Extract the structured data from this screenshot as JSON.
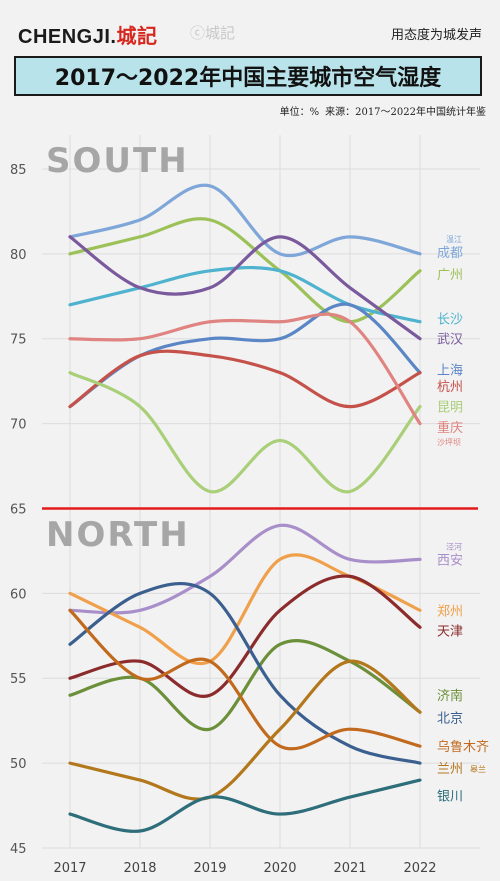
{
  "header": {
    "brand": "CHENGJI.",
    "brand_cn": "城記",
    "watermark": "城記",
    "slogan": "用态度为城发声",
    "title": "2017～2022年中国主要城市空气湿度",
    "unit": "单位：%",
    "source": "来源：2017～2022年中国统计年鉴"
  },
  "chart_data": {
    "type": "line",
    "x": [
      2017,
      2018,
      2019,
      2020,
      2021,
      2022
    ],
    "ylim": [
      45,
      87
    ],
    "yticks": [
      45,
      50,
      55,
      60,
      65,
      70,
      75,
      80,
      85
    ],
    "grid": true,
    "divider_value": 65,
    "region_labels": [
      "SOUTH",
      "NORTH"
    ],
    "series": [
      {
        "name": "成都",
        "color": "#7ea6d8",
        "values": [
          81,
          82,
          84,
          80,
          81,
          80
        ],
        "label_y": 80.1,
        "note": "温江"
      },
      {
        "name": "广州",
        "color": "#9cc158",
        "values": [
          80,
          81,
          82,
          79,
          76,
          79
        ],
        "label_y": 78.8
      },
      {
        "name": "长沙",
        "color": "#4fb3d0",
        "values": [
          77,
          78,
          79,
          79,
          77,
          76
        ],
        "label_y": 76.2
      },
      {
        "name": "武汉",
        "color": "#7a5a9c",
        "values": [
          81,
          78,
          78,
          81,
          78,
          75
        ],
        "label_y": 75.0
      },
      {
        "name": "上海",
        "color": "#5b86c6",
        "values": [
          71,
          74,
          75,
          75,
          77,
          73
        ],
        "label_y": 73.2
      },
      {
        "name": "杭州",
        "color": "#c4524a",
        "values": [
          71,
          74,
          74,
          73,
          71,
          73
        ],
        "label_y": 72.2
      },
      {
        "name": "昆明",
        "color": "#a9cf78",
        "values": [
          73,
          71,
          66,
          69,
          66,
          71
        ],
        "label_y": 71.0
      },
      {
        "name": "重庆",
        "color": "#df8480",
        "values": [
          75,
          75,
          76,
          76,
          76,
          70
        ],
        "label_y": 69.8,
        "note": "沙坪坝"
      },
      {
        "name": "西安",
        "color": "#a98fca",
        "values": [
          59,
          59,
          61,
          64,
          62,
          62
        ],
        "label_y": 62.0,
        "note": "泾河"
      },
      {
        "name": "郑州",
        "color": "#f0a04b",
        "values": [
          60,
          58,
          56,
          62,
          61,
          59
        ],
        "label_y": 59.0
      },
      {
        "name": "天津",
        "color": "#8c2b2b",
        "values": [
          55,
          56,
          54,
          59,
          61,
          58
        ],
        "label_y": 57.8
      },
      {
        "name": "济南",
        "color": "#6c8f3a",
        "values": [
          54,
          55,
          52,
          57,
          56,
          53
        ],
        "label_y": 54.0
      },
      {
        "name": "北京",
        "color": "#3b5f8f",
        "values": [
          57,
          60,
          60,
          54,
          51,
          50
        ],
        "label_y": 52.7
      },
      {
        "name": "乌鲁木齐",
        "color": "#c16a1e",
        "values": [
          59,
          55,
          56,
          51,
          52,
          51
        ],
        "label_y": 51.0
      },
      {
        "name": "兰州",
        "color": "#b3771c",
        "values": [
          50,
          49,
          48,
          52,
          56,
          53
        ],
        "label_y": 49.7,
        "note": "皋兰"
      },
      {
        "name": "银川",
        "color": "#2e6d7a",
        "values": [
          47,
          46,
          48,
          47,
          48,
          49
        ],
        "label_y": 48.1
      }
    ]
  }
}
※
- _EXERCISE PROMPT_
Leave out the pictures and copy the rest of the material above exactly.

- _SOLUTION FOR THIS TASK_
Extract the structured data from this screenshot as JSON.
{
  "header": {
    "brand": "CHENGJI.",
    "brand_cn": "城記",
    "watermark": "城記",
    "slogan": "用态度为城发声",
    "title": "2017～2022年中国主要城市空气湿度",
    "unit": "单位：%",
    "source": "来源：2017～2022年中国统计年鉴"
  },
  "chart_data": {
    "type": "line",
    "x": [
      2017,
      2018,
      2019,
      2020,
      2021,
      2022
    ],
    "ylim": [
      45,
      87
    ],
    "yticks": [
      45,
      50,
      55,
      60,
      65,
      70,
      75,
      80,
      85
    ],
    "grid": true,
    "divider_value": 65,
    "region_labels": [
      "SOUTH",
      "NORTH"
    ],
    "series": [
      {
        "name": "成都",
        "color": "#7ea6d8",
        "values": [
          81,
          82,
          84,
          80,
          81,
          80
        ],
        "label_y": 80.1,
        "note": "温江"
      },
      {
        "name": "广州",
        "color": "#9cc158",
        "values": [
          80,
          81,
          82,
          79,
          76,
          79
        ],
        "label_y": 78.8
      },
      {
        "name": "长沙",
        "color": "#4fb3d0",
        "values": [
          77,
          78,
          79,
          79,
          77,
          76
        ],
        "label_y": 76.2
      },
      {
        "name": "武汉",
        "color": "#7a5a9c",
        "values": [
          81,
          78,
          78,
          81,
          78,
          75
        ],
        "label_y": 75.0
      },
      {
        "name": "上海",
        "color": "#5b86c6",
        "values": [
          71,
          74,
          75,
          75,
          77,
          73
        ],
        "label_y": 73.2
      },
      {
        "name": "杭州",
        "color": "#c4524a",
        "values": [
          71,
          74,
          74,
          73,
          71,
          73
        ],
        "label_y": 72.2
      },
      {
        "name": "昆明",
        "color": "#a9cf78",
        "values": [
          73,
          71,
          66,
          69,
          66,
          71
        ],
        "label_y": 71.0
      },
      {
        "name": "重庆",
        "color": "#df8480",
        "values": [
          75,
          75,
          76,
          76,
          76,
          70
        ],
        "label_y": 69.8,
        "note": "沙坪坝"
      },
      {
        "name": "西安",
        "color": "#a98fca",
        "values": [
          59,
          59,
          61,
          64,
          62,
          62
        ],
        "label_y": 62.0,
        "note": "泾河"
      },
      {
        "name": "郑州",
        "color": "#f0a04b",
        "values": [
          60,
          58,
          56,
          62,
          61,
          59
        ],
        "label_y": 59.0
      },
      {
        "name": "天津",
        "color": "#8c2b2b",
        "values": [
          55,
          56,
          54,
          59,
          61,
          58
        ],
        "label_y": 57.8
      },
      {
        "name": "济南",
        "color": "#6c8f3a",
        "values": [
          54,
          55,
          52,
          57,
          56,
          53
        ],
        "label_y": 54.0
      },
      {
        "name": "北京",
        "color": "#3b5f8f",
        "values": [
          57,
          60,
          60,
          54,
          51,
          50
        ],
        "label_y": 52.7
      },
      {
        "name": "乌鲁木齐",
        "color": "#c16a1e",
        "values": [
          59,
          55,
          56,
          51,
          52,
          51
        ],
        "label_y": 51.0
      },
      {
        "name": "兰州",
        "color": "#b3771c",
        "values": [
          50,
          49,
          48,
          52,
          56,
          53
        ],
        "label_y": 49.7,
        "note": "皋兰"
      },
      {
        "name": "银川",
        "color": "#2e6d7a",
        "values": [
          47,
          46,
          48,
          47,
          48,
          49
        ],
        "label_y": 48.1
      }
    ]
  }
}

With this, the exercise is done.